Take each line that has the word "icon" and return it.

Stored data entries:
—————
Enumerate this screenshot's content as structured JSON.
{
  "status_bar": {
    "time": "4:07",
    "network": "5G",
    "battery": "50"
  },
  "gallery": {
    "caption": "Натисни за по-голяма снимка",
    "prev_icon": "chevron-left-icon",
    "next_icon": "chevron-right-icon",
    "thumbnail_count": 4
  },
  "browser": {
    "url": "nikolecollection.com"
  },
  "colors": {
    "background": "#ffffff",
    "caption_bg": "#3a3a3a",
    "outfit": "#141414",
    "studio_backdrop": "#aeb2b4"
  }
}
—————
=== EXERCISE OUTPUT ===
    "prev_icon": "chevron-left-icon",
    "next_icon": "chevron-right-icon",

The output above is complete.